* [SET EXERCISE]
Count the lines in the material below that contain the string "chevron", with case counting. Reply with the number alone.

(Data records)
-- BEGIN --

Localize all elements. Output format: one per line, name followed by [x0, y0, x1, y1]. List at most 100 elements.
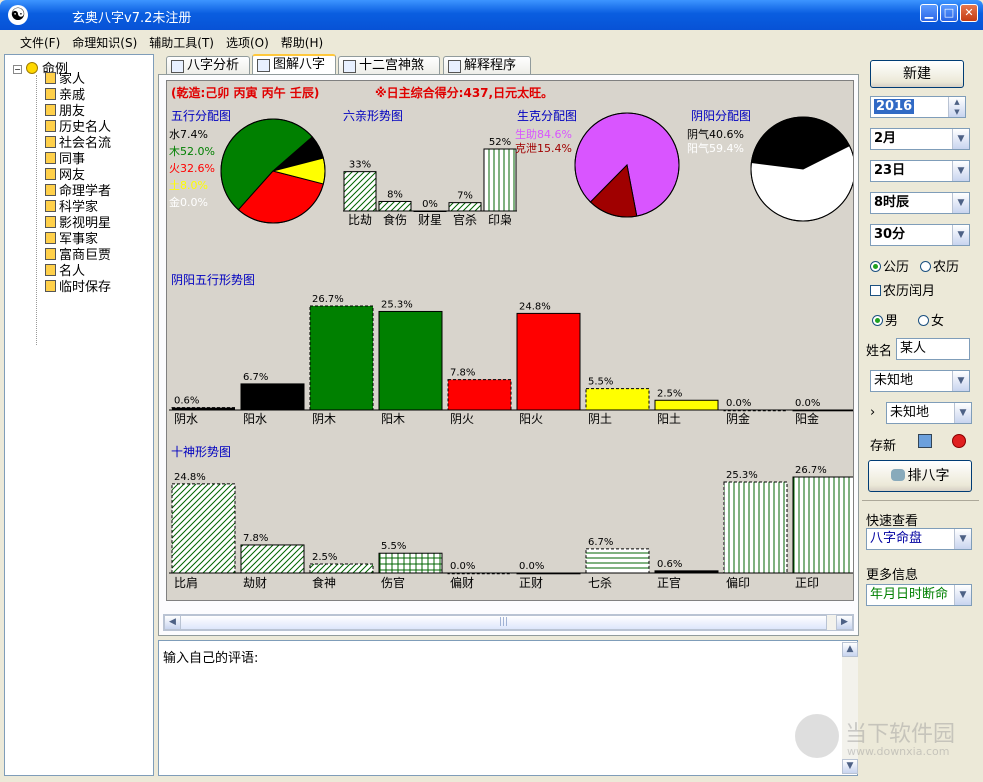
tab-chart[interactable]: 图解八字 — [252, 54, 336, 76]
tab-twelve-palaces[interactable]: 十二宫神煞 — [338, 56, 440, 76]
female-radio[interactable]: 女 — [918, 310, 944, 329]
yywx-bar — [447, 379, 512, 411]
minute-value: 30分 — [874, 227, 906, 242]
menu-knowledge[interactable]: 命理知识(S) — [66, 32, 143, 53]
year-spinner[interactable]: 2016 ▲ ▼ — [870, 96, 966, 118]
month-select[interactable]: 2月 ▼ — [870, 128, 970, 150]
watermark-text: 当下软件园 — [845, 722, 956, 747]
yywx-name-label: 阳金 — [795, 411, 819, 426]
save-icon[interactable] — [918, 434, 932, 448]
yywx-pct-label: 2.5% — [657, 388, 682, 399]
tab-label: 解释程序 — [464, 58, 517, 73]
scroll-left-icon[interactable]: ◀ — [164, 615, 181, 630]
place-arrow: › — [870, 405, 876, 420]
more-info-select[interactable]: 年月日时断命 ▼ — [866, 584, 972, 606]
place2-value: 未知地 — [890, 405, 930, 420]
tab-analysis[interactable]: 八字分析 — [166, 56, 250, 76]
tree-item[interactable]: 影视明星 — [45, 216, 111, 232]
tree-item[interactable]: 临时保存 — [45, 280, 111, 296]
folder-icon — [45, 120, 56, 132]
comment-area[interactable]: 输入自己的评语: — [158, 640, 858, 776]
tree-item[interactable]: 社会名流 — [45, 136, 111, 152]
menu-help[interactable]: 帮助(H) — [275, 32, 329, 53]
tree-item[interactable]: 网友 — [45, 168, 85, 184]
chevron-down-icon[interactable]: ▼ — [954, 585, 971, 605]
tree-item[interactable]: 家人 — [45, 72, 85, 88]
folder-icon — [45, 280, 56, 292]
scroll-thumb[interactable]: ||| — [180, 615, 827, 630]
tree-item-label: 军事家 — [59, 232, 99, 247]
shishen-name-label: 劫财 — [243, 576, 267, 590]
spin-icon[interactable]: ▲ ▼ — [948, 97, 965, 117]
day-select[interactable]: 23日 ▼ — [870, 160, 970, 182]
leap-month-checkbox[interactable]: 农历闰月 — [870, 280, 935, 299]
shishen-name-label: 偏印 — [726, 575, 750, 590]
maximize-button[interactable]: □ — [940, 4, 958, 22]
hour-select[interactable]: 8时辰 ▼ — [870, 192, 970, 214]
delete-icon[interactable] — [952, 434, 966, 448]
robot-icon — [890, 469, 905, 481]
case-tree[interactable]: − 命例 家人 亲戚 朋友 历史名人 社会名流 同事 网友 命理学者 科学家 影视明星 军事家 富商巨贾… — [4, 54, 154, 776]
tree-item[interactable]: 军事家 — [45, 232, 98, 248]
close-button[interactable]: ✕ — [960, 4, 978, 22]
chevron-down-icon[interactable]: ▼ — [952, 371, 969, 391]
yywx-name-label: 阳火 — [519, 412, 543, 426]
watermark: 当下软件园 www.downxia.com — [795, 712, 975, 767]
shishen-pct-label: 2.5% — [312, 552, 337, 563]
liuqin-pct-label: 8% — [387, 189, 403, 200]
minute-select[interactable]: 30分 ▼ — [870, 224, 970, 246]
day-value: 23日 — [874, 163, 906, 178]
yinyang-legend-item: 阴气40.6% — [687, 127, 744, 141]
tree-item[interactable]: 名人 — [45, 264, 85, 280]
new-button[interactable]: 新建 — [870, 60, 964, 88]
menu-tools[interactable]: 辅助工具(T) — [143, 32, 220, 53]
shishen-pct-label: 6.7% — [588, 537, 613, 548]
menu-file[interactable]: 文件(F) — [14, 32, 66, 53]
yywx-bar — [654, 399, 719, 411]
chevron-down-icon[interactable]: ▼ — [952, 129, 969, 149]
liuqin-bar — [343, 171, 377, 212]
tree-item[interactable]: 历史名人 — [45, 120, 111, 136]
tree-item[interactable]: 科学家 — [45, 200, 98, 216]
chevron-down-icon[interactable]: ▼ — [952, 225, 969, 245]
solar-radio[interactable]: 公历 — [870, 256, 909, 275]
chevron-down-icon[interactable]: ▼ — [954, 403, 971, 423]
chevron-down-icon[interactable]: ▼ — [952, 161, 969, 181]
lunar-radio[interactable]: 农历 — [920, 256, 959, 275]
name-input[interactable]: 某人 — [896, 338, 970, 360]
tree-item[interactable]: 富商巨贾 — [45, 248, 111, 264]
tab-interpret[interactable]: 解释程序 — [443, 56, 531, 76]
yywx-pct-label: 0.6% — [174, 396, 199, 407]
shengke-title: 生克分配图 — [517, 109, 577, 123]
tree-item-label: 网友 — [59, 168, 86, 183]
tree-item-label: 历史名人 — [59, 120, 112, 135]
liuqin-pct-label: 52% — [489, 137, 511, 148]
scroll-up-icon[interactable]: ▲ — [842, 642, 858, 657]
comment-label: 输入自己的评语: — [163, 651, 259, 666]
arrange-bazi-button[interactable]: 排八字 — [868, 460, 972, 492]
scroll-right-icon[interactable]: ▶ — [836, 615, 853, 630]
chevron-down-icon[interactable]: ▼ — [952, 193, 969, 213]
title-bar[interactable]: ☯ 玄奥八字v7.2未注册 ▁ □ ✕ — [0, 0, 983, 30]
shishen-pct-label: 26.7% — [795, 465, 827, 476]
collapse-icon[interactable]: − — [13, 65, 22, 74]
place1-select[interactable]: 未知地 ▼ — [870, 370, 970, 392]
tree-item[interactable]: 同事 — [45, 152, 85, 168]
folder-icon — [45, 136, 56, 148]
radio-off-icon — [918, 315, 929, 326]
horizontal-scrollbar[interactable]: ◀ ||| ▶ — [163, 614, 854, 631]
tree-item[interactable]: 亲戚 — [45, 88, 85, 104]
month-value: 2月 — [874, 131, 897, 146]
quick-view-select[interactable]: 八字命盘 ▼ — [866, 528, 972, 550]
tree-item[interactable]: 朋友 — [45, 104, 85, 120]
lunar-label: 农历 — [933, 260, 960, 275]
menu-options[interactable]: 选项(O) — [220, 32, 275, 53]
year-value: 2016 — [874, 99, 915, 114]
folder-icon — [45, 200, 56, 212]
place2-select[interactable]: 未知地 ▼ — [886, 402, 972, 424]
minimize-button[interactable]: ▁ — [920, 4, 938, 22]
yywx-pct-label: 26.7% — [312, 294, 344, 305]
tree-item[interactable]: 命理学者 — [45, 184, 111, 200]
chevron-down-icon[interactable]: ▼ — [954, 529, 971, 549]
male-radio[interactable]: 男 — [872, 310, 898, 329]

-- END --

* [OUTPUT OF THE EXERCISE]
8